→ Goal of the exercise
Quote the whole listing word for word, please.

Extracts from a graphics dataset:

/---

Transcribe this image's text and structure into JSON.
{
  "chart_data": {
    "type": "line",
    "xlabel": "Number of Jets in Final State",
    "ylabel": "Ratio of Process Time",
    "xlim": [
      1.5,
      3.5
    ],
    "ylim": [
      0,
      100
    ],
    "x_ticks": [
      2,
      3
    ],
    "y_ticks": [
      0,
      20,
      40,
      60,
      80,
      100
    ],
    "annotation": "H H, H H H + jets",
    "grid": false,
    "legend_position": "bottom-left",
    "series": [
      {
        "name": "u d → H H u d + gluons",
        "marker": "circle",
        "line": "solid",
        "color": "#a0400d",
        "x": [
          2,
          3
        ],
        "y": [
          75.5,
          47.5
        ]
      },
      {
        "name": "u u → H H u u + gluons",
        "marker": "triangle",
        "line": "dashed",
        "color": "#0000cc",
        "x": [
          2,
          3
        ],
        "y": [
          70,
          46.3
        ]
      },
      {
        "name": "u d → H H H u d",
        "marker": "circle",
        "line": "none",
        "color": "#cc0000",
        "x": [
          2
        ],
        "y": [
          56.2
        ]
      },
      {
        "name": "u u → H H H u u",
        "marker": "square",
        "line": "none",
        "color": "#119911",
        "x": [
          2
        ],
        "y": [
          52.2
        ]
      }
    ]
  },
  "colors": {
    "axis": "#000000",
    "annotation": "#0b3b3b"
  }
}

\---

→ Full output
Transcribe this image's text and structure into JSON.
{
  "chart_data": {
    "type": "line",
    "xlabel": "Number of Jets in Final State",
    "ylabel": "Ratio of Process Time",
    "xlim": [
      1.5,
      3.5
    ],
    "ylim": [
      0,
      100
    ],
    "x_ticks": [
      2,
      3
    ],
    "y_ticks": [
      0,
      20,
      40,
      60,
      80,
      100
    ],
    "annotation": "H H, H H H + jets",
    "grid": false,
    "legend_position": "bottom-left",
    "series": [
      {
        "name": "u d → H H u d + gluons",
        "marker": "circle",
        "line": "solid",
        "color": "#a0400d",
        "x": [
          2,
          3
        ],
        "y": [
          75.5,
          47.5
        ]
      },
      {
        "name": "u u → H H u u + gluons",
        "marker": "triangle",
        "line": "dashed",
        "color": "#0000cc",
        "x": [
          2,
          3
        ],
        "y": [
          70,
          46.3
        ]
      },
      {
        "name": "u d → H H H u d",
        "marker": "circle",
        "line": "none",
        "color": "#cc0000",
        "x": [
          2
        ],
        "y": [
          56.2
        ]
      },
      {
        "name": "u u → H H H u u",
        "marker": "square",
        "line": "none",
        "color": "#119911",
        "x": [
          2
        ],
        "y": [
          52.2
        ]
      }
    ]
  },
  "colors": {
    "axis": "#000000",
    "annotation": "#0b3b3b"
  }
}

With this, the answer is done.